* [Instructions to follow]
Report only the number of lines in the records that contain the word "screenshot".

Dataset records:

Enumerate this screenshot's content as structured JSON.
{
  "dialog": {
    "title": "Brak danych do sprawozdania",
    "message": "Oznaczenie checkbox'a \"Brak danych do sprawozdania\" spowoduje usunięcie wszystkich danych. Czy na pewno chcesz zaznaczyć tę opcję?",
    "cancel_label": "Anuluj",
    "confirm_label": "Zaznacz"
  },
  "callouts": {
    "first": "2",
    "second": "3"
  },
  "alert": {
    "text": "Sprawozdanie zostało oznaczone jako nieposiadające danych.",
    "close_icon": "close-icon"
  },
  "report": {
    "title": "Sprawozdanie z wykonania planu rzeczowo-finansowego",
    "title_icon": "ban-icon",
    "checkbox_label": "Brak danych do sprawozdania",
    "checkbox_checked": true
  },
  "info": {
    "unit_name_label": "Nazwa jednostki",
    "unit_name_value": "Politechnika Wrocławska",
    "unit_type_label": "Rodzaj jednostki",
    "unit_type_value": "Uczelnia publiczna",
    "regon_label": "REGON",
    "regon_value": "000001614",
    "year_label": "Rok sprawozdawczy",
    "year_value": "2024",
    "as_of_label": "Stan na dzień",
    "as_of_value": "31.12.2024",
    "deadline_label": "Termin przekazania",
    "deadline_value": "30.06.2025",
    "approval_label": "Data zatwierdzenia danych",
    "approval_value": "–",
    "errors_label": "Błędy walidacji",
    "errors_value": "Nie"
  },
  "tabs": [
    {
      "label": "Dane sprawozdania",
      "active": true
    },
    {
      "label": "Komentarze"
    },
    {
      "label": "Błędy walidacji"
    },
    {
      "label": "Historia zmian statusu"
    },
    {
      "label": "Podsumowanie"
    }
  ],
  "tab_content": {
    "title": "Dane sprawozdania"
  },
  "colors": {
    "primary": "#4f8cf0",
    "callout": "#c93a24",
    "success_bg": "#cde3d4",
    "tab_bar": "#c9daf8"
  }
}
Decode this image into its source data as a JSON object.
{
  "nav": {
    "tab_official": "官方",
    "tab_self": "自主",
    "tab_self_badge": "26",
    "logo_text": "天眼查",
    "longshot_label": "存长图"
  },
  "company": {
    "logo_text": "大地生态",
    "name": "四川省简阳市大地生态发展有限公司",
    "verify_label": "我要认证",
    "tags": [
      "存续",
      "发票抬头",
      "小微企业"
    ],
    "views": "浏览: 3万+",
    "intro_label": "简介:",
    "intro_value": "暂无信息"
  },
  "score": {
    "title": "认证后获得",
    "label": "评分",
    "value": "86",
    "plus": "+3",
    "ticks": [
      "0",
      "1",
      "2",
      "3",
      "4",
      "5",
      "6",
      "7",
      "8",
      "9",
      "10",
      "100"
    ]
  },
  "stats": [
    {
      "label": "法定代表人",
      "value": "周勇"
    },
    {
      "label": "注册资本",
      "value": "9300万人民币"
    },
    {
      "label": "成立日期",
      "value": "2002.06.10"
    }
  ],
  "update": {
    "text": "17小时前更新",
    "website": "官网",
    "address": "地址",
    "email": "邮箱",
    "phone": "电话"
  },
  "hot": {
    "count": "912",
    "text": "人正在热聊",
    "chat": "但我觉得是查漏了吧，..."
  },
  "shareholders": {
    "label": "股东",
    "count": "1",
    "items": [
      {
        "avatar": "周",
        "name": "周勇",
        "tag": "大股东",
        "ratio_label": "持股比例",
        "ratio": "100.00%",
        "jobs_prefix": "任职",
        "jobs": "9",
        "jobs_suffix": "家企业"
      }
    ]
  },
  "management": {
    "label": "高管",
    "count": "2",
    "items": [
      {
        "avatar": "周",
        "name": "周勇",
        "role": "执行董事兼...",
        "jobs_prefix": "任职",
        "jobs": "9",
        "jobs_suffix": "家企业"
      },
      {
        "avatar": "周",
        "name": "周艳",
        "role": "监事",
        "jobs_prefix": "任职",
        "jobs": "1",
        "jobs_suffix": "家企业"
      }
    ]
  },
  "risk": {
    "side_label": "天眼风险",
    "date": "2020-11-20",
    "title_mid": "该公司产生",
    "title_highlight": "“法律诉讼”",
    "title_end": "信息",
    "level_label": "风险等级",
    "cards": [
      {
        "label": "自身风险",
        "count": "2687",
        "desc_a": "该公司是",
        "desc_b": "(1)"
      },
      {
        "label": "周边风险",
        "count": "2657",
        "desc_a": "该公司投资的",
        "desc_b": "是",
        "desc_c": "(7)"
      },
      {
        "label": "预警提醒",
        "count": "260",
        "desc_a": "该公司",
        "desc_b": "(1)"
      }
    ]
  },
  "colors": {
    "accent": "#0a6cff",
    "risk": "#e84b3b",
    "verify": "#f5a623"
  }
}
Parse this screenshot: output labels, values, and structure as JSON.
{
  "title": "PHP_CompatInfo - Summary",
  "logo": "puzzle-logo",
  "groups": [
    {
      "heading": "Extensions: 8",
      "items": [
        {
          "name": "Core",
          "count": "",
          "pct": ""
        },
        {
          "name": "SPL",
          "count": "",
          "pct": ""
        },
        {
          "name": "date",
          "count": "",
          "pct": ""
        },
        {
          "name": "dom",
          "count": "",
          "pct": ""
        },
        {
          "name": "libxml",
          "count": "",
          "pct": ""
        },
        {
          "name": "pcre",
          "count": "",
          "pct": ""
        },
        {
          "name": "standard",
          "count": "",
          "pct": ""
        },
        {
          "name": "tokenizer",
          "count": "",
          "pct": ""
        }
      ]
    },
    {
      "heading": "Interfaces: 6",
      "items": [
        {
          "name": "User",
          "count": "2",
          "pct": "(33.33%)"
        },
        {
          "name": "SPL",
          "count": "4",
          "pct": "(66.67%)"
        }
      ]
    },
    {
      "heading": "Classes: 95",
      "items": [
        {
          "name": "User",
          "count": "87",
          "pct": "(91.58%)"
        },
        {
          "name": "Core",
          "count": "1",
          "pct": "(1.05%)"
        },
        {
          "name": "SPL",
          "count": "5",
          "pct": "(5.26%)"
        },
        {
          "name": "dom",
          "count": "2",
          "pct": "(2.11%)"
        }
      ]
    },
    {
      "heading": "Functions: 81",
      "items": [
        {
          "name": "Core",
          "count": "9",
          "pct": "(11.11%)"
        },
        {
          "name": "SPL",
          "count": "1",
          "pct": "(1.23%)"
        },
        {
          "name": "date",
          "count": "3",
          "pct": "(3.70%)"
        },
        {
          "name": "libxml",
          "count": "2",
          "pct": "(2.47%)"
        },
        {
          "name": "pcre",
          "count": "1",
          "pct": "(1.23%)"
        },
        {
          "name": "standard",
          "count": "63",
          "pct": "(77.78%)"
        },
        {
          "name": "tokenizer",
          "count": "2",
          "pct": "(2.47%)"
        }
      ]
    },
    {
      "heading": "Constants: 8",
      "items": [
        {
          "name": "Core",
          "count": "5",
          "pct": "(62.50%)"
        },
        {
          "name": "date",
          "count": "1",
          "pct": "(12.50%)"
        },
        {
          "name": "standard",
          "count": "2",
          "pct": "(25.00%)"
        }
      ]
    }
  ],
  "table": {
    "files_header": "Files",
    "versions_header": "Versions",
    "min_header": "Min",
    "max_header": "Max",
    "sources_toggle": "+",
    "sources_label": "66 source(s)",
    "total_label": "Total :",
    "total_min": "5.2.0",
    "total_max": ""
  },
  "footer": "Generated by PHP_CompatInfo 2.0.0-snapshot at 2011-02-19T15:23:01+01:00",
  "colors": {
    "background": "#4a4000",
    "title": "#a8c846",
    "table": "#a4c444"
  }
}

* [Task solution]
2